===== Data in this exercise =====

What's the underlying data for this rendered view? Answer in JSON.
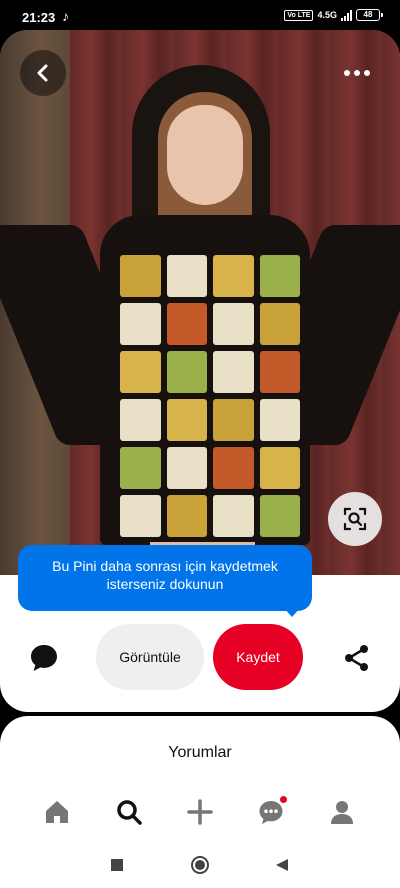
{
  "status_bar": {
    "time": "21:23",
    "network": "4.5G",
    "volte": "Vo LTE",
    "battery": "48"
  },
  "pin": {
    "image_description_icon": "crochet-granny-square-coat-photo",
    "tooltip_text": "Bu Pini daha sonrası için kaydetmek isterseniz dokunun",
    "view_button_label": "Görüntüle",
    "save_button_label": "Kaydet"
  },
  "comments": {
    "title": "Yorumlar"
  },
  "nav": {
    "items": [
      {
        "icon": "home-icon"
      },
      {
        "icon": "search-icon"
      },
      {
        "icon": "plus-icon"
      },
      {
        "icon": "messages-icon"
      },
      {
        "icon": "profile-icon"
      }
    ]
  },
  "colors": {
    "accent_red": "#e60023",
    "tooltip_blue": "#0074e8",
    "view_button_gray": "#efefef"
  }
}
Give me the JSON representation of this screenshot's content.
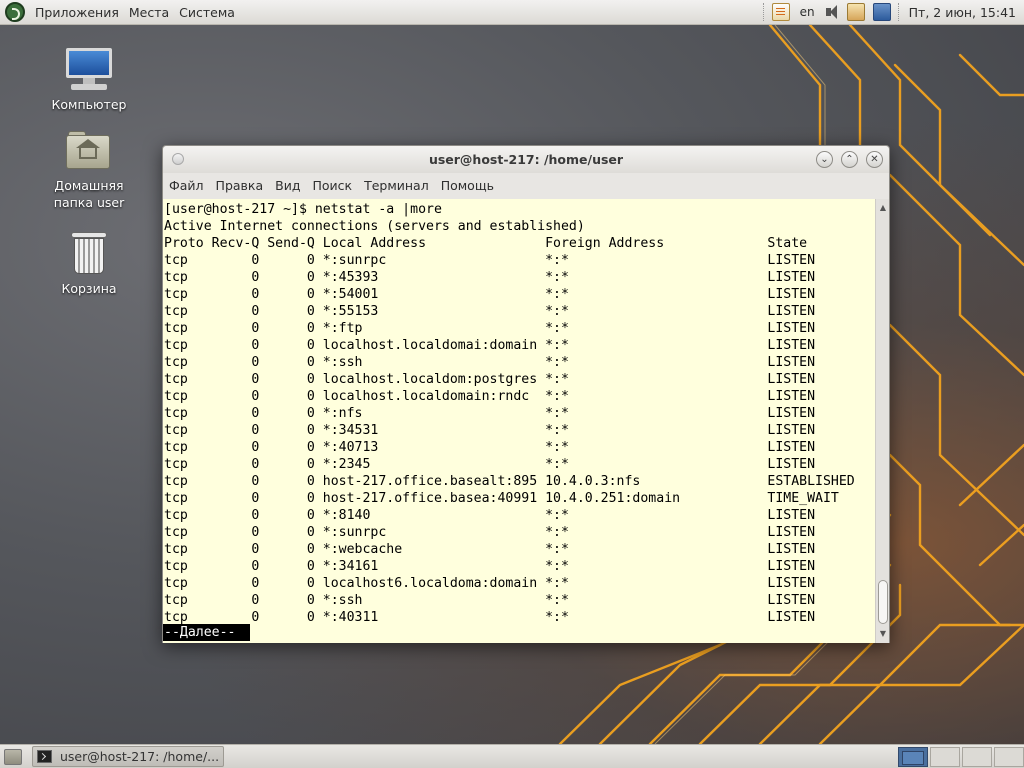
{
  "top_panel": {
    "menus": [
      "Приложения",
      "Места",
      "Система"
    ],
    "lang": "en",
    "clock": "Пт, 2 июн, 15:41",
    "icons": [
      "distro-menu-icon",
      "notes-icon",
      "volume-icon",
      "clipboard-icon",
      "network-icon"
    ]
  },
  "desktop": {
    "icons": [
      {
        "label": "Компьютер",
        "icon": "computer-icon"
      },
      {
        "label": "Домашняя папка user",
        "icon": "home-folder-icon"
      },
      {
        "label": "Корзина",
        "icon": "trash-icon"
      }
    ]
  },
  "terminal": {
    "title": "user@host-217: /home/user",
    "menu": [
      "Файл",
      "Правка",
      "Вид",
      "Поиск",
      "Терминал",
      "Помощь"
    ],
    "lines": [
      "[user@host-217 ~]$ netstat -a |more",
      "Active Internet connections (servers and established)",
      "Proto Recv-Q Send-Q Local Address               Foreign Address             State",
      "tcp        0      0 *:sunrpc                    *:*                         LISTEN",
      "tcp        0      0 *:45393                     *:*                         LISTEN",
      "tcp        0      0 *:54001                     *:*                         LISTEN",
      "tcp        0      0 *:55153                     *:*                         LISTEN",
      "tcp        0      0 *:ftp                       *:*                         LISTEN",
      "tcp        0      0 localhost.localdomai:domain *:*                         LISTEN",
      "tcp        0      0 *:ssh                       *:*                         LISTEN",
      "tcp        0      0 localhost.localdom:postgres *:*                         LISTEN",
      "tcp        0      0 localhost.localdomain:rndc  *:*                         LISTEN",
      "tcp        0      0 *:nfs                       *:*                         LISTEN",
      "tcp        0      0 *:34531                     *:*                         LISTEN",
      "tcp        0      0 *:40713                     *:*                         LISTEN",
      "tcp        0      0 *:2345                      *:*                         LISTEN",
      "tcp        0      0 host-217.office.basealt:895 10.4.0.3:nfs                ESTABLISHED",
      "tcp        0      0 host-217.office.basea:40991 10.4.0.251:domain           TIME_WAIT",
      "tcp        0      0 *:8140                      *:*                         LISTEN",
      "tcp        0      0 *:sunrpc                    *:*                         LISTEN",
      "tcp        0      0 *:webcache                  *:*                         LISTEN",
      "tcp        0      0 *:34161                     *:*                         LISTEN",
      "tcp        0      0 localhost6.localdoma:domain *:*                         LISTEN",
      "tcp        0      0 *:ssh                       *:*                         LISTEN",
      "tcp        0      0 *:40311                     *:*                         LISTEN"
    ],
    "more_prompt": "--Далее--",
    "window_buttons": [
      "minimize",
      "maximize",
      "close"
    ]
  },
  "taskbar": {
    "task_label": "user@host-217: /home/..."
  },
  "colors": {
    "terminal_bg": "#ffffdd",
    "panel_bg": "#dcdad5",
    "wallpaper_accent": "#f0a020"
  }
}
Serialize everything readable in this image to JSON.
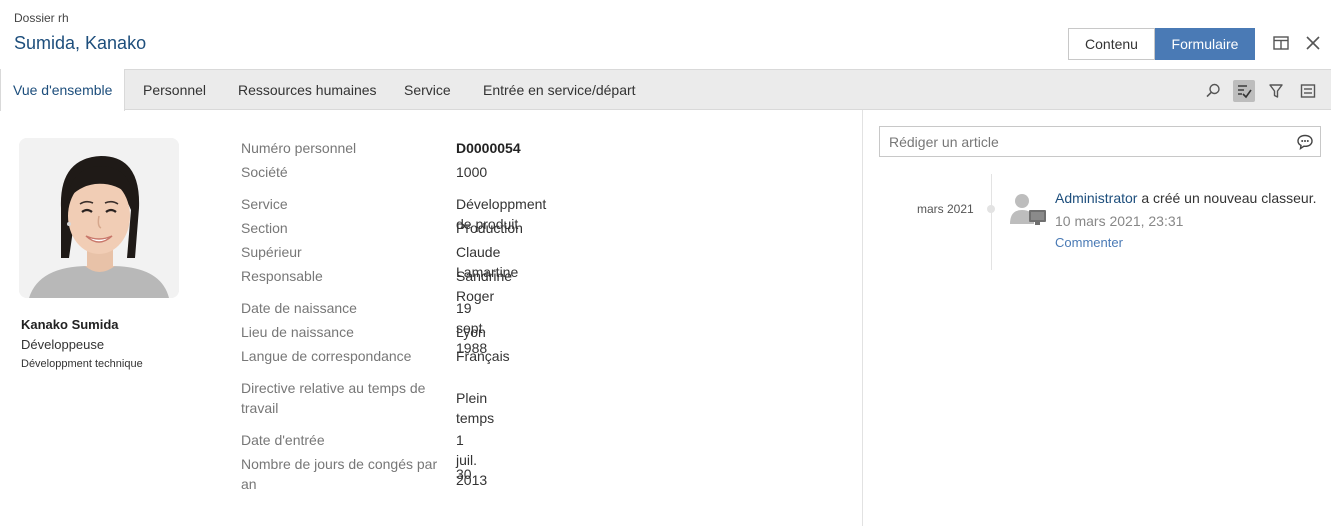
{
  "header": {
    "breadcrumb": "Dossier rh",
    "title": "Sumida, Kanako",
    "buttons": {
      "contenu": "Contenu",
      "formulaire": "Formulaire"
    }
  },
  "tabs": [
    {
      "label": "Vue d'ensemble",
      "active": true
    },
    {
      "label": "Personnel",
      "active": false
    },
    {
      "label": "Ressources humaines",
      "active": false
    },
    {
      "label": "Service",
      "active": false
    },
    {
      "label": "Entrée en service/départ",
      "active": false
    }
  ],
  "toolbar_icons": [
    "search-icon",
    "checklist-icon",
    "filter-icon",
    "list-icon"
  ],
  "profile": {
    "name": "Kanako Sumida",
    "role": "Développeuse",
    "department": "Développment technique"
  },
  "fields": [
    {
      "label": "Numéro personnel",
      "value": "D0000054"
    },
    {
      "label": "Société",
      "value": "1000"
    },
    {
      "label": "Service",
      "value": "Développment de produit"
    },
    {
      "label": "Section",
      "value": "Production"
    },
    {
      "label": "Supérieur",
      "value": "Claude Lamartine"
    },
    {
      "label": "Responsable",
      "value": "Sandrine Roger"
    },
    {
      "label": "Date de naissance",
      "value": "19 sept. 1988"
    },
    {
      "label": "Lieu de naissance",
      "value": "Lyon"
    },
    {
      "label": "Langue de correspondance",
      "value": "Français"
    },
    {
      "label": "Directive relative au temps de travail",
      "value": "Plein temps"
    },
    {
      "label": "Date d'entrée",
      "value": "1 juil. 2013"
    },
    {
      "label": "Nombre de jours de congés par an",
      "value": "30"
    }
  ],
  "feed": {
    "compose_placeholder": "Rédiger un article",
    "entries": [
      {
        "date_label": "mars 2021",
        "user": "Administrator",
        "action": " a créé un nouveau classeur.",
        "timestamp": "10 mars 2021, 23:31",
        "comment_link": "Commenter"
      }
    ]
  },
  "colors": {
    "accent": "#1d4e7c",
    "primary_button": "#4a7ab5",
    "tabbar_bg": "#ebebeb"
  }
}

=====
===== Data in this exercise =====

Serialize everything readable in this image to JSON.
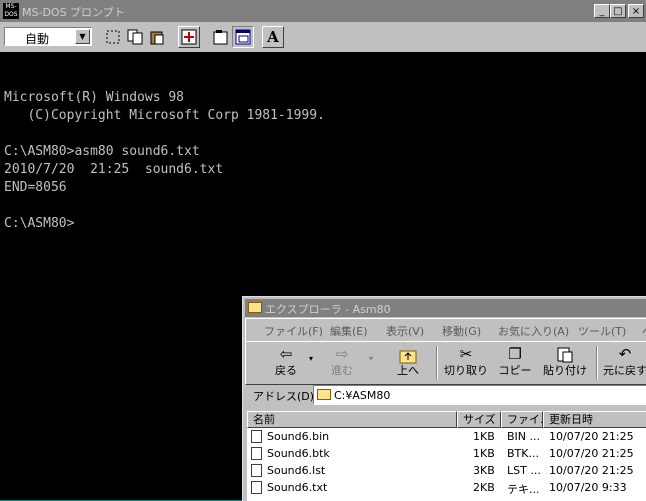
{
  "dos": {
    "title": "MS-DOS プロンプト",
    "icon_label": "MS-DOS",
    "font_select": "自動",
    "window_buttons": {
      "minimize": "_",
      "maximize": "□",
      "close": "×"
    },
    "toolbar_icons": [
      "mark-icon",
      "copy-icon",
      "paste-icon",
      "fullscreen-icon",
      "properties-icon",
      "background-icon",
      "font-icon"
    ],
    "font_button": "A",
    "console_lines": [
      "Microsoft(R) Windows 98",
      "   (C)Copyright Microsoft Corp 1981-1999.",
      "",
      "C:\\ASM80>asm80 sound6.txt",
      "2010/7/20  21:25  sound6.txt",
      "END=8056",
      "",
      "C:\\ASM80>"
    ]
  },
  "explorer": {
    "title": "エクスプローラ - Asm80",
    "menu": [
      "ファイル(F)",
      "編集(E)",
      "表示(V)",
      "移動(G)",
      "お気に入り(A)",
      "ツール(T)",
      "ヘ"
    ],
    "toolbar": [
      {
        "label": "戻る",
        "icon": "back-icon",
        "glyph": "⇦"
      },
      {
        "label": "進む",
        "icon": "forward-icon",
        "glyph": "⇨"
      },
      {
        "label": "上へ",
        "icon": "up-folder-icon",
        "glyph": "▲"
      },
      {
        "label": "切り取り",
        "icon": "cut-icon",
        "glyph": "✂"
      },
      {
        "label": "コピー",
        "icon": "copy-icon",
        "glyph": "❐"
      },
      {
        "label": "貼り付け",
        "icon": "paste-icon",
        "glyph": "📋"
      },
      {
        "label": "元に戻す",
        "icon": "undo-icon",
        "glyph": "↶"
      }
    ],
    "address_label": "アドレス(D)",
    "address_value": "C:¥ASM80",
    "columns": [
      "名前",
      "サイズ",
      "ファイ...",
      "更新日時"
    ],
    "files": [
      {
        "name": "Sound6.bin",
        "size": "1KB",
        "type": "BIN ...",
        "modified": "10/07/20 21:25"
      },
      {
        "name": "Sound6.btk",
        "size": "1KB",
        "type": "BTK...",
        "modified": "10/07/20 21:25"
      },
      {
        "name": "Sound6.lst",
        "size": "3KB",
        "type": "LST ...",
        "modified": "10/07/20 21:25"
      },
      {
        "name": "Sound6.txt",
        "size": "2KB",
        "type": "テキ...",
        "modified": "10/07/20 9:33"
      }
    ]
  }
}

=====

Requirements — From the listing, copy each line containing the word "Développment".

Answer —
    "department": "Développment technique"
      "value": "Développment de produit"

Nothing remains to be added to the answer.